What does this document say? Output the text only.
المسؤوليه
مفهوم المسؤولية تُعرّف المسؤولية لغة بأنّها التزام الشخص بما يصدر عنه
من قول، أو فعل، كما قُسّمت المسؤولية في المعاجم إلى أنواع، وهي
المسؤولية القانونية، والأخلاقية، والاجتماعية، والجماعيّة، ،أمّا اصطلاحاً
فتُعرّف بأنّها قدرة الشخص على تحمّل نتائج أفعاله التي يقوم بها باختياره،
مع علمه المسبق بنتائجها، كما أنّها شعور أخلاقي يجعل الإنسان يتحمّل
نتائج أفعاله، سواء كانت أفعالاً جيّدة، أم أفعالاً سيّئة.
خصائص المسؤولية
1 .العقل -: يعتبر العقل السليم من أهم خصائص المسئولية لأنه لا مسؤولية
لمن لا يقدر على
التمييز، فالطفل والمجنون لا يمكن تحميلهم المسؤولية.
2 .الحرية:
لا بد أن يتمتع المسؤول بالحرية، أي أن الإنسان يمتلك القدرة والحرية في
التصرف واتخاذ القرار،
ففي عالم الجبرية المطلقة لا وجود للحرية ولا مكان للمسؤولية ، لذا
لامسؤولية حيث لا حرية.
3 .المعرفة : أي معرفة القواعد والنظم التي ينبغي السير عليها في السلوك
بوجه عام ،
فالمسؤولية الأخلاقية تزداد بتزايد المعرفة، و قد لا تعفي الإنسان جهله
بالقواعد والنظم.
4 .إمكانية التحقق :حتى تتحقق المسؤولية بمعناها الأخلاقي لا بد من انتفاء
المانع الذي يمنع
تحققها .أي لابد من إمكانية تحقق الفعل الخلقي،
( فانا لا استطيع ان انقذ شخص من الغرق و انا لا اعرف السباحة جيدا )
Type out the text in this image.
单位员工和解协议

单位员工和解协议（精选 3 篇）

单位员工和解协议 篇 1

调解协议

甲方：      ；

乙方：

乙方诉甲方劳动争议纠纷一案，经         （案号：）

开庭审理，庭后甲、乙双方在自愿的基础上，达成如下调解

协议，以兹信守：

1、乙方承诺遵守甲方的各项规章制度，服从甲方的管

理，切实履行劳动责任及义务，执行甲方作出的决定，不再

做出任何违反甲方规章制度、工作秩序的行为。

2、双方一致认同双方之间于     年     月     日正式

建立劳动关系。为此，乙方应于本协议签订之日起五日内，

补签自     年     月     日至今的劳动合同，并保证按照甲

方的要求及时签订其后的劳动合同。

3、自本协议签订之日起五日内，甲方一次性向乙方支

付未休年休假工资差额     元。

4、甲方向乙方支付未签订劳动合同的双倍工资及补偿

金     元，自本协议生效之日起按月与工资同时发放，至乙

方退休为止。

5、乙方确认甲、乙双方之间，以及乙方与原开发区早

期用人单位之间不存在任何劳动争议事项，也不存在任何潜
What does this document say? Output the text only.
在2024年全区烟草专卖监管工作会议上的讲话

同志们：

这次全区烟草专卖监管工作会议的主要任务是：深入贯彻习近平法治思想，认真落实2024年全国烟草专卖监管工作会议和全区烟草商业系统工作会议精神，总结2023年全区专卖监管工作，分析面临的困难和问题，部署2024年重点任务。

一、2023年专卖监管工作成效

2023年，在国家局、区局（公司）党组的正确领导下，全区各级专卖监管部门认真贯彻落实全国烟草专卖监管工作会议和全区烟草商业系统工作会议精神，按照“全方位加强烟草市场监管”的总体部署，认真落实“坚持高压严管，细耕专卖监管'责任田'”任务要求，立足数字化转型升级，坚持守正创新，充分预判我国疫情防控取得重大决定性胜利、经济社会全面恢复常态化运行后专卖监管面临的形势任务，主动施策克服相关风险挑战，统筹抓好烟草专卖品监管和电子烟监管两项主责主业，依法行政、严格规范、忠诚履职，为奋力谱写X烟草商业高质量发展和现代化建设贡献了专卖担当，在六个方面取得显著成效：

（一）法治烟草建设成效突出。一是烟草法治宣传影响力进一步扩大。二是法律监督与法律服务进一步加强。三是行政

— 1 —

### [Given problem]
Collect every line from the records above that contains the word "والنظم".

### [The completed task]
3 .المعرفة : أي معرفة القواعد والنظم التي ينبغي السير عليها في السلوك
بالقواعد والنظم.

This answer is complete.